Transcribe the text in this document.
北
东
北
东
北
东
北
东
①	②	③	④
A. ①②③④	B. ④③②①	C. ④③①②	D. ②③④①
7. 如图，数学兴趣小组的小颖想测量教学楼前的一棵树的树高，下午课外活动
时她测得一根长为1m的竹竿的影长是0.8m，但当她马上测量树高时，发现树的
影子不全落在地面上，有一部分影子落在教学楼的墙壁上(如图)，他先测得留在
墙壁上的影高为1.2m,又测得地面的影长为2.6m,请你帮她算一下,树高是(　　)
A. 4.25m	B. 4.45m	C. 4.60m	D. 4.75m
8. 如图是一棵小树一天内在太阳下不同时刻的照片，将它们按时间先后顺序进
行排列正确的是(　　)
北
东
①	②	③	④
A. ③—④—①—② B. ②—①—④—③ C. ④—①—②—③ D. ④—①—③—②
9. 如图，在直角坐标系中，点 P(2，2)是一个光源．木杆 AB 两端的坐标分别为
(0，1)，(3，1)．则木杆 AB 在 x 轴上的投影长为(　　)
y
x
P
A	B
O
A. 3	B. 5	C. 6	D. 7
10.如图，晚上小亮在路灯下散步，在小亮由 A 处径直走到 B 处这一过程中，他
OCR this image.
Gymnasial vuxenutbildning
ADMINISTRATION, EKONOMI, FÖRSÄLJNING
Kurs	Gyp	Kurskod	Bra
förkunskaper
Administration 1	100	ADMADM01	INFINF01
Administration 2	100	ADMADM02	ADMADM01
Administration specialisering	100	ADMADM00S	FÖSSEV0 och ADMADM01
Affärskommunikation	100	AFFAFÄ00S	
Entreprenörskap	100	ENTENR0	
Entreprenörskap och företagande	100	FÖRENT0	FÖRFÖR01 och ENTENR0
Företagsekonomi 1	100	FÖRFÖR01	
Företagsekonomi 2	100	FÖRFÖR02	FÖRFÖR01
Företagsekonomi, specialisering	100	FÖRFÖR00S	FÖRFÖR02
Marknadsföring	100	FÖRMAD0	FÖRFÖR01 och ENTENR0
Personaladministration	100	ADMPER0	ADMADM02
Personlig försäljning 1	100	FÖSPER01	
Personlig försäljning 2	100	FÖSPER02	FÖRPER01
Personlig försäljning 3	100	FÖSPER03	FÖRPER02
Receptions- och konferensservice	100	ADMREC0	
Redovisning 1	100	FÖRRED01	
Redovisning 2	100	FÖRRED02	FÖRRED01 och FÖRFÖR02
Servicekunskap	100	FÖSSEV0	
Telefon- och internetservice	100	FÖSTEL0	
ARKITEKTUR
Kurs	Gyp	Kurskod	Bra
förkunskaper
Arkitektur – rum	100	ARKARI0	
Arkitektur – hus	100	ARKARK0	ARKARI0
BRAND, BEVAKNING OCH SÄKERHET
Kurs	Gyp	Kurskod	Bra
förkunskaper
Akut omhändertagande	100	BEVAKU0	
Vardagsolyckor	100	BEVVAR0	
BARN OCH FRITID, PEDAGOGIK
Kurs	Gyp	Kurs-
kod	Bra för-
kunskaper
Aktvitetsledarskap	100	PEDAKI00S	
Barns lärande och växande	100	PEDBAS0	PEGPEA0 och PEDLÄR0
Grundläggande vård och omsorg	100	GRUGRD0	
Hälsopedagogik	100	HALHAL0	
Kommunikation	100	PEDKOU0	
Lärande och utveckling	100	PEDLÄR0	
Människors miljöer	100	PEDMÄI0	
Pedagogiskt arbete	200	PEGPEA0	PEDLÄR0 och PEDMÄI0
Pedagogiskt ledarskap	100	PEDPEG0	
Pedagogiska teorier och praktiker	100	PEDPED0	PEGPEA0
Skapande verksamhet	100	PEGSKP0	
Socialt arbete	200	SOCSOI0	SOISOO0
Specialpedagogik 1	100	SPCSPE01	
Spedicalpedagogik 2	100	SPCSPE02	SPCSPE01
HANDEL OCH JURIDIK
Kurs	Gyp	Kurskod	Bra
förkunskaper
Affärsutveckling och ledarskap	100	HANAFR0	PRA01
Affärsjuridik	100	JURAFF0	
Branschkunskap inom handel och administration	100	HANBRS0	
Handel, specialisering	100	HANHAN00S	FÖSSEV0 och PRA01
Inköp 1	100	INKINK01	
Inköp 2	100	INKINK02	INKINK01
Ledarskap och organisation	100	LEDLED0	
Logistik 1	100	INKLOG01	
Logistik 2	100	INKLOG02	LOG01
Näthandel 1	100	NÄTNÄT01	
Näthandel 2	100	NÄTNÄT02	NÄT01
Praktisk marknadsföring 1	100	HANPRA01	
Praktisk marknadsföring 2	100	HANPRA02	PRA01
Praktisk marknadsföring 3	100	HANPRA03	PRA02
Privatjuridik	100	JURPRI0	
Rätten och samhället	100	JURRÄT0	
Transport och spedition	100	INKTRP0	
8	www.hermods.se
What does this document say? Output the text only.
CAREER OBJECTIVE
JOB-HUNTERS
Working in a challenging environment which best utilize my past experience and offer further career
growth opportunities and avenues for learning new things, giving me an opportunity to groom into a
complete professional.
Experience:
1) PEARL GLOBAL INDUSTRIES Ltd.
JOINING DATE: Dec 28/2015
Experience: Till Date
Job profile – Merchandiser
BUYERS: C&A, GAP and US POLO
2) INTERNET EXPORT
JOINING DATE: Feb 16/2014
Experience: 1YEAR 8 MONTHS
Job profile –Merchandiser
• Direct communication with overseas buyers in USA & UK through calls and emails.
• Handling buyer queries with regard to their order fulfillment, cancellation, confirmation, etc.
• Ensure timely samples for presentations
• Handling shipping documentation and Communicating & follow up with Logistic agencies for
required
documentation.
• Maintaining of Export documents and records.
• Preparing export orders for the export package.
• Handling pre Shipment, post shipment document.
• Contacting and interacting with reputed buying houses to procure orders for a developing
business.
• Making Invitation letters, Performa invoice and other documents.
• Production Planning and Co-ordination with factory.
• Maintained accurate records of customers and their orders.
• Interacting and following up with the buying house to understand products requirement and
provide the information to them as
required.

» Problem details
Copy all of the data exactly.

» Expected answer
Transcribe the text in this document.
北
东
北
东
北
东
北
东
①	②	③	④
A. ①②③④	B. ④③②①	C. ④③①②	D. ②③④①
7. 如图，数学兴趣小组的小颖想测量教学楼前的一棵树的树高，下午课外活动
时她测得一根长为1m的竹竿的影长是0.8m，但当她马上测量树高时，发现树的
影子不全落在地面上，有一部分影子落在教学楼的墙壁上(如图)，他先测得留在
墙壁上的影高为1.2m,又测得地面的影长为2.6m,请你帮她算一下,树高是(　　)
A. 4.25m	B. 4.45m	C. 4.60m	D. 4.75m
8. 如图是一棵小树一天内在太阳下不同时刻的照片，将它们按时间先后顺序进
行排列正确的是(　　)
北
东
①	②	③	④
A. ③—④—①—② B. ②—①—④—③ C. ④—①—②—③ D. ④—①—③—②
9. 如图，在直角坐标系中，点 P(2，2)是一个光源．木杆 AB 两端的坐标分别为
(0，1)，(3，1)．则木杆 AB 在 x 轴上的投影长为(　　)
y
x
P
A	B
O
A. 3	B. 5	C. 6	D. 7
10.如图，晚上小亮在路灯下散步，在小亮由 A 处径直走到 B 处这一过程中，他
OCR this image.
Gymnasial vuxenutbildning
ADMINISTRATION, EKONOMI, FÖRSÄLJNING
Kurs	Gyp	Kurskod	Bra
förkunskaper
Administration 1	100	ADMADM01	INFINF01
Administration 2	100	ADMADM02	ADMADM01
Administration specialisering	100	ADMADM00S	FÖSSEV0 och ADMADM01
Affärskommunikation	100	AFFAFÄ00S	
Entreprenörskap	100	ENTENR0	
Entreprenörskap och företagande	100	FÖRENT0	FÖRFÖR01 och ENTENR0
Företagsekonomi 1	100	FÖRFÖR01	
Företagsekonomi 2	100	FÖRFÖR02	FÖRFÖR01
Företagsekonomi, specialisering	100	FÖRFÖR00S	FÖRFÖR02
Marknadsföring	100	FÖRMAD0	FÖRFÖR01 och ENTENR0
Personaladministration	100	ADMPER0	ADMADM02
Personlig försäljning 1	100	FÖSPER01	
Personlig försäljning 2	100	FÖSPER02	FÖRPER01
Personlig försäljning 3	100	FÖSPER03	FÖRPER02
Receptions- och konferensservice	100	ADMREC0	
Redovisning 1	100	FÖRRED01	
Redovisning 2	100	FÖRRED02	FÖRRED01 och FÖRFÖR02
Servicekunskap	100	FÖSSEV0	
Telefon- och internetservice	100	FÖSTEL0	
ARKITEKTUR
Kurs	Gyp	Kurskod	Bra
förkunskaper
Arkitektur – rum	100	ARKARI0	
Arkitektur – hus	100	ARKARK0	ARKARI0
BRAND, BEVAKNING OCH SÄKERHET
Kurs	Gyp	Kurskod	Bra
förkunskaper
Akut omhändertagande	100	BEVAKU0	
Vardagsolyckor	100	BEVVAR0	
BARN OCH FRITID, PEDAGOGIK
Kurs	Gyp	Kurs-
kod	Bra för-
kunskaper
Aktvitetsledarskap	100	PEDAKI00S	
Barns lärande och växande	100	PEDBAS0	PEGPEA0 och PEDLÄR0
Grundläggande vård och omsorg	100	GRUGRD0	
Hälsopedagogik	100	HALHAL0	
Kommunikation	100	PEDKOU0	
Lärande och utveckling	100	PEDLÄR0	
Människors miljöer	100	PEDMÄI0	
Pedagogiskt arbete	200	PEGPEA0	PEDLÄR0 och PEDMÄI0
Pedagogiskt ledarskap	100	PEDPEG0	
Pedagogiska teorier och praktiker	100	PEDPED0	PEGPEA0
Skapande verksamhet	100	PEGSKP0	
Socialt arbete	200	SOCSOI0	SOISOO0
Specialpedagogik 1	100	SPCSPE01	
Spedicalpedagogik 2	100	SPCSPE02	SPCSPE01
HANDEL OCH JURIDIK
Kurs	Gyp	Kurskod	Bra
förkunskaper
Affärsutveckling och ledarskap	100	HANAFR0	PRA01
Affärsjuridik	100	JURAFF0	
Branschkunskap inom handel och administration	100	HANBRS0	
Handel, specialisering	100	HANHAN00S	FÖSSEV0 och PRA01
Inköp 1	100	INKINK01	
Inköp 2	100	INKINK02	INKINK01
Ledarskap och organisation	100	LEDLED0	
Logistik 1	100	INKLOG01	
Logistik 2	100	INKLOG02	LOG01
Näthandel 1	100	NÄTNÄT01	
Näthandel 2	100	NÄTNÄT02	NÄT01
Praktisk marknadsföring 1	100	HANPRA01	
Praktisk marknadsföring 2	100	HANPRA02	PRA01
Praktisk marknadsföring 3	100	HANPRA03	PRA02
Privatjuridik	100	JURPRI0	
Rätten och samhället	100	JURRÄT0	
Transport och spedition	100	INKTRP0	
8	www.hermods.se
What does this document say? Output the text only.
CAREER OBJECTIVE
JOB-HUNTERS
Working in a challenging environment which best utilize my past experience and offer further career
growth opportunities and avenues for learning new things, giving me an opportunity to groom into a
complete professional.
Experience:
1) PEARL GLOBAL INDUSTRIES Ltd.
JOINING DATE: Dec 28/2015
Experience: Till Date
Job profile – Merchandiser
BUYERS: C&A, GAP and US POLO
2) INTERNET EXPORT
JOINING DATE: Feb 16/2014
Experience: 1YEAR 8 MONTHS
Job profile –Merchandiser
• Direct communication with overseas buyers in USA & UK through calls and emails.
• Handling buyer queries with regard to their order fulfillment, cancellation, confirmation, etc.
• Ensure timely samples for presentations
• Handling shipping documentation and Communicating & follow up with Logistic agencies for
required
documentation.
• Maintaining of Export documents and records.
• Preparing export orders for the export package.
• Handling pre Shipment, post shipment document.
• Contacting and interacting with reputed buying houses to procure orders for a developing
business.
• Making Invitation letters, Performa invoice and other documents.
• Production Planning and Co-ordination with factory.
• Maintained accurate records of customers and their orders.
• Interacting and following up with the buying house to understand products requirement and
provide the information to them as
required.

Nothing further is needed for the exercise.